YOUR TASK: Copy out each line of the data that holds the word "name".

DATA PROVIDED:
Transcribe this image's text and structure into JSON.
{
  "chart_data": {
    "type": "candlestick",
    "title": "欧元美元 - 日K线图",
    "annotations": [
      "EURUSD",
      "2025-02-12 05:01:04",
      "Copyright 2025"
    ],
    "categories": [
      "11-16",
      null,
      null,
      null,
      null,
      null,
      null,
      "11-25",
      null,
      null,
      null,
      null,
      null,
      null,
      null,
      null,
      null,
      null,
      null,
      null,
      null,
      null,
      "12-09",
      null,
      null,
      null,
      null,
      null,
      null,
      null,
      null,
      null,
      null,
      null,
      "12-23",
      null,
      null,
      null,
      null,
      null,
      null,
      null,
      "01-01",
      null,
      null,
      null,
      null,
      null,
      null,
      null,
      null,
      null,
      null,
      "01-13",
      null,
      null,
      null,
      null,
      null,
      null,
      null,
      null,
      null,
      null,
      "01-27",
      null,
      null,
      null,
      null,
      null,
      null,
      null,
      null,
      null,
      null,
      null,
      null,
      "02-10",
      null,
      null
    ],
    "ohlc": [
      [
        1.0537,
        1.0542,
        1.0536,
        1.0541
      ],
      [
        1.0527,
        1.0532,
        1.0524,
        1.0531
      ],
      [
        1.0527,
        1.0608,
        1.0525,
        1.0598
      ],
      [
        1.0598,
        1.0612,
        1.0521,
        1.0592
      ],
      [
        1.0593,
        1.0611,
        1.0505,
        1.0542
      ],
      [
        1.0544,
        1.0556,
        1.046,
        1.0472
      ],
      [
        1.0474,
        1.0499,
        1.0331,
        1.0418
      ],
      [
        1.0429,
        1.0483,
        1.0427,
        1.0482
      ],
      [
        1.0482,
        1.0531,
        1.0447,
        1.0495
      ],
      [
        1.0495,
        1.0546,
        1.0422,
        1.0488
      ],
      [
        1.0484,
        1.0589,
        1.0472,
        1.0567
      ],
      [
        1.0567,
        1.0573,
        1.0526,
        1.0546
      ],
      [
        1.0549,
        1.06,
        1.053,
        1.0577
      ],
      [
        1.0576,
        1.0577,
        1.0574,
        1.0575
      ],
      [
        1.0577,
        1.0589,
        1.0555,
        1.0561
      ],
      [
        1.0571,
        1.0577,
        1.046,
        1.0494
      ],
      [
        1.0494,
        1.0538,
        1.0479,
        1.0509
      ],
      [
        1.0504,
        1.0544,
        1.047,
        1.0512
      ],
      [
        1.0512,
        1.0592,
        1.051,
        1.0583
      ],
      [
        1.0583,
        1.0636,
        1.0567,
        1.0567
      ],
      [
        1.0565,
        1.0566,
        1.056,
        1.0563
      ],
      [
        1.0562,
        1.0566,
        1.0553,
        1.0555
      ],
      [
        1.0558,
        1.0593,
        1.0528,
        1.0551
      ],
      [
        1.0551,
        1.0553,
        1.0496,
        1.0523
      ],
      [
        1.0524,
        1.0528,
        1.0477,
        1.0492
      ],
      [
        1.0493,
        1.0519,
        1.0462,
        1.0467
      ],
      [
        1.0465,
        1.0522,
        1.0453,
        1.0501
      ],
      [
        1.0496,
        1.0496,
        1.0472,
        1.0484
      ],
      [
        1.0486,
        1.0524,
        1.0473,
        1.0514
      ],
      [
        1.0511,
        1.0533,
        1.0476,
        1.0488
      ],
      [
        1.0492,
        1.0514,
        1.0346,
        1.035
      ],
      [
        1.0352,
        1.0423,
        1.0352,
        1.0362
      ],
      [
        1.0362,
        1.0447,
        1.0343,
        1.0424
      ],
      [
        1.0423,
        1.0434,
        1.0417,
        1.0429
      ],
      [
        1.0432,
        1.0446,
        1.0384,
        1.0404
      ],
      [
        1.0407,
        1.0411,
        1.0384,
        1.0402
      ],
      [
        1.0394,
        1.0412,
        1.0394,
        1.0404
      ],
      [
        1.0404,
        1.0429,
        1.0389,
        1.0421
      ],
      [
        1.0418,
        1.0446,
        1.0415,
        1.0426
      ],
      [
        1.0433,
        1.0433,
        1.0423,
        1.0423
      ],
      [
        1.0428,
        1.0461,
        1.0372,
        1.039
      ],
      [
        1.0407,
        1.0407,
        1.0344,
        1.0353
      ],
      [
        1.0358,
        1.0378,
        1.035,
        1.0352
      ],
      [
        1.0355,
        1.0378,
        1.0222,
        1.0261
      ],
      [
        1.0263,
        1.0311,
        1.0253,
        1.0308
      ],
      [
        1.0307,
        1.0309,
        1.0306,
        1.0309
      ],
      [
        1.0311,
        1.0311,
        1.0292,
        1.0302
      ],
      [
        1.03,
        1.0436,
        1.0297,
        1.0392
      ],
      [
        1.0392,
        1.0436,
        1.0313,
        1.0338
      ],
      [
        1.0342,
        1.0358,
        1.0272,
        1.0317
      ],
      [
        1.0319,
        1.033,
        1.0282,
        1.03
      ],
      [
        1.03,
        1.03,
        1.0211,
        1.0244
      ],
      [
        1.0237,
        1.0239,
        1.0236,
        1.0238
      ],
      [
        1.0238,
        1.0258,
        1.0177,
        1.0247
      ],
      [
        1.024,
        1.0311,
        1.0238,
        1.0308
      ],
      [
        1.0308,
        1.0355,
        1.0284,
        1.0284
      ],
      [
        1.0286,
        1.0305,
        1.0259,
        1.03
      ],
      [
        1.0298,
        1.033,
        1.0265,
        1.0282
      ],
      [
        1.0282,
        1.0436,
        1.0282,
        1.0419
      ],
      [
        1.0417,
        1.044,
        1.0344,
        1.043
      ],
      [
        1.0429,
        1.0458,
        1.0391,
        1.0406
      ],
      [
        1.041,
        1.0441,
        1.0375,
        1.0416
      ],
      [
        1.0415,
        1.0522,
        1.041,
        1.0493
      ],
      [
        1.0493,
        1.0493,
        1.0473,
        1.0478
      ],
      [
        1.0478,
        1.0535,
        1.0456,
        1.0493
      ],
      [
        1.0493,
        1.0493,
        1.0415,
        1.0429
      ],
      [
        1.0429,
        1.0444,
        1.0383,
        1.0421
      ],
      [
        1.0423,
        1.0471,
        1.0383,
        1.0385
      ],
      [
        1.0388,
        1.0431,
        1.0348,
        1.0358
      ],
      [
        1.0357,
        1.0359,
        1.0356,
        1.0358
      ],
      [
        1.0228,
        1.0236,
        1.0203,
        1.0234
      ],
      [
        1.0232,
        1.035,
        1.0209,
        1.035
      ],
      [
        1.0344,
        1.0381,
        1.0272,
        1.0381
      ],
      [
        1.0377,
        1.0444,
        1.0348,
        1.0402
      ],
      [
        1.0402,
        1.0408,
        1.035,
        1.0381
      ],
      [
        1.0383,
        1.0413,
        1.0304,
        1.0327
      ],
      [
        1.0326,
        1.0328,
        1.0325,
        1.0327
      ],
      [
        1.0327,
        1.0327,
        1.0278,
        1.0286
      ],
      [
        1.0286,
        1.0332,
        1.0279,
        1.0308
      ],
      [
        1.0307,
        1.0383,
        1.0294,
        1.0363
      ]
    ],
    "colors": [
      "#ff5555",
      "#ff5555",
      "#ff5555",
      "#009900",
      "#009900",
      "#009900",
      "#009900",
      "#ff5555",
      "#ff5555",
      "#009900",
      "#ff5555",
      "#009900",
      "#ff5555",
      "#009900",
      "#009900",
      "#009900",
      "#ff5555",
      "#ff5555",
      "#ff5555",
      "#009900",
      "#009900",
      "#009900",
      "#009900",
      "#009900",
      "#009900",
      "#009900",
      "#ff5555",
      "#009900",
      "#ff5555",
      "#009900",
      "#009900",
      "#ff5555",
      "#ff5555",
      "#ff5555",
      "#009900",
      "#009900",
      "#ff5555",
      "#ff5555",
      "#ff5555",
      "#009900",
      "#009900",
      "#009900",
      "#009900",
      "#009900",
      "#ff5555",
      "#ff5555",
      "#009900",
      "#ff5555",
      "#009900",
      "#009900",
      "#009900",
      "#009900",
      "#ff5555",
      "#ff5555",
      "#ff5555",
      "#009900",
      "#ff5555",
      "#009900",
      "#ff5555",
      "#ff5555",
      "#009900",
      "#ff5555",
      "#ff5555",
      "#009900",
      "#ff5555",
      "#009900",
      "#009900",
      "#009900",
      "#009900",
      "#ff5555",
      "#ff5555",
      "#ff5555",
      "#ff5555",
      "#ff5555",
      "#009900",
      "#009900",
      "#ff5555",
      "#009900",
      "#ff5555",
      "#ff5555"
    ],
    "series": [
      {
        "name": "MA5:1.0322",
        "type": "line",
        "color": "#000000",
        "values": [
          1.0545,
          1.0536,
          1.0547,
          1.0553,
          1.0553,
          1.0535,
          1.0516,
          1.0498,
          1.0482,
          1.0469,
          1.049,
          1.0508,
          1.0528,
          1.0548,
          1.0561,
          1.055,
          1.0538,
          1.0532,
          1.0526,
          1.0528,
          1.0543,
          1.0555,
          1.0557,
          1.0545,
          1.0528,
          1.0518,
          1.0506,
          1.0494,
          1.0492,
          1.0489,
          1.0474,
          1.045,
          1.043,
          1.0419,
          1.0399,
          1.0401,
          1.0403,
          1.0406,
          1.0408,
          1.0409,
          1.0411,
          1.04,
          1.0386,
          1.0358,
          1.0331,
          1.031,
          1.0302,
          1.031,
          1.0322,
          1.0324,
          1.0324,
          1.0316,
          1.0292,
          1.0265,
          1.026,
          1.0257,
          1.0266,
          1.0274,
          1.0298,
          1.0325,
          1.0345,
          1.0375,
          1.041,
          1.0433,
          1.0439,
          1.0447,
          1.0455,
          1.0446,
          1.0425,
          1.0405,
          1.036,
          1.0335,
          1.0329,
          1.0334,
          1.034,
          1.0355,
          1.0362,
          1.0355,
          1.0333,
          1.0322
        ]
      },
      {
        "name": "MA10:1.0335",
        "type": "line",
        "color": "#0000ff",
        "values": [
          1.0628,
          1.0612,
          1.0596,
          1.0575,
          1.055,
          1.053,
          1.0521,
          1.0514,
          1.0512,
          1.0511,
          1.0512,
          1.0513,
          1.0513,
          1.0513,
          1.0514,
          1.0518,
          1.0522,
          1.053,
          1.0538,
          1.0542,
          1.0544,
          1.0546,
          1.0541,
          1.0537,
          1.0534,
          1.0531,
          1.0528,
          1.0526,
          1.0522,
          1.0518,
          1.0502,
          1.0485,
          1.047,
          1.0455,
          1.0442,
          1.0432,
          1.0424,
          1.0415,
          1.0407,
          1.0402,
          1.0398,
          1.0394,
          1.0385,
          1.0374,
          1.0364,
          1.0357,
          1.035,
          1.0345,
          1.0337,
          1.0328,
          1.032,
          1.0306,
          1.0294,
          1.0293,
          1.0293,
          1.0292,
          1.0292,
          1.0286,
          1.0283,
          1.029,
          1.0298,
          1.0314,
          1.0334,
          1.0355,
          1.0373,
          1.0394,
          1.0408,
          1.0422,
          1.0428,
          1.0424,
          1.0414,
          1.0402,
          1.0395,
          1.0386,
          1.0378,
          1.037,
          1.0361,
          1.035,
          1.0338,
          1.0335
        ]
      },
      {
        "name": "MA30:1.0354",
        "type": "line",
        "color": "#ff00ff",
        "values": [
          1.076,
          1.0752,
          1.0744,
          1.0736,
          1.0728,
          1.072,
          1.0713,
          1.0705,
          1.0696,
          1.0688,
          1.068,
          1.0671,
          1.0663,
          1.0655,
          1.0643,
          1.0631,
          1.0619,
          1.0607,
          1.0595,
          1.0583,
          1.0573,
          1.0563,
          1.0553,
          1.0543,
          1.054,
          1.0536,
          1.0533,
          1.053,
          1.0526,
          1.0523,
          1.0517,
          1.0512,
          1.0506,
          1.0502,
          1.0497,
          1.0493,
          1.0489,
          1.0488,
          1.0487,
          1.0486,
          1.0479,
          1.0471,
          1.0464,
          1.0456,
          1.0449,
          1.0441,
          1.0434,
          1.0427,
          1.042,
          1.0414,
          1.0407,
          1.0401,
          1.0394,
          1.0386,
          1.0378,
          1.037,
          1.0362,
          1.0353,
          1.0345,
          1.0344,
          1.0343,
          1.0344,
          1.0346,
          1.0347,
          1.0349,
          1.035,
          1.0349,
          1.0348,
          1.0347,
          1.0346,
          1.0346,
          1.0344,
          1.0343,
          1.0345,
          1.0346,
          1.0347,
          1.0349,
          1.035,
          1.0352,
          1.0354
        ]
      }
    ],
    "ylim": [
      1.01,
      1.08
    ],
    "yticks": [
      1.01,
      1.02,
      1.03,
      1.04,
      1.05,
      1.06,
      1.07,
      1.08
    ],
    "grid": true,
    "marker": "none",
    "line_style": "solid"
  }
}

RESULT OF THIS TASK:
        "name": "MA5:1.0322",
        "name": "MA10:1.0335",
        "name": "MA30:1.0354",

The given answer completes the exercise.